_YOUR OBJECTIVE_. Take every line where the string "index" appears and copy it.

_LISTED RECORDS_.

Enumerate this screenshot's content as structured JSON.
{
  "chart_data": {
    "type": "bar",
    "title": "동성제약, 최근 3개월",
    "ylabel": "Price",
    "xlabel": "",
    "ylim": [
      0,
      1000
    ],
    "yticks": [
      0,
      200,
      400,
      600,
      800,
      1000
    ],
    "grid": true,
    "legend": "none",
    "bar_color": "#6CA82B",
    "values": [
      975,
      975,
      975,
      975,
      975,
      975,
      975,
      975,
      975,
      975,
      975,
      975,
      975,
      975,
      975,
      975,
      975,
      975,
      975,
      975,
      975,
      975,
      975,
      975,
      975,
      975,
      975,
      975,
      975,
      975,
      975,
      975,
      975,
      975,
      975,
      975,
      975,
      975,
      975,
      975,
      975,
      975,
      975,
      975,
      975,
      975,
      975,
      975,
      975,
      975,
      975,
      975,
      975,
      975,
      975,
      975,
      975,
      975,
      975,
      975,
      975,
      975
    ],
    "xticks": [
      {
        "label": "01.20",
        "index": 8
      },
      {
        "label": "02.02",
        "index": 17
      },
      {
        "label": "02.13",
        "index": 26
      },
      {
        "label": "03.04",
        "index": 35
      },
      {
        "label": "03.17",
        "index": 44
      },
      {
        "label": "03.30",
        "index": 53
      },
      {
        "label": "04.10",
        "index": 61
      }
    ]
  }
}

_TASK RESPONSE_.
        "index": 8
        "index": 17
        "index": 26
        "index": 35
        "index": 44
        "index": 53
        "index": 61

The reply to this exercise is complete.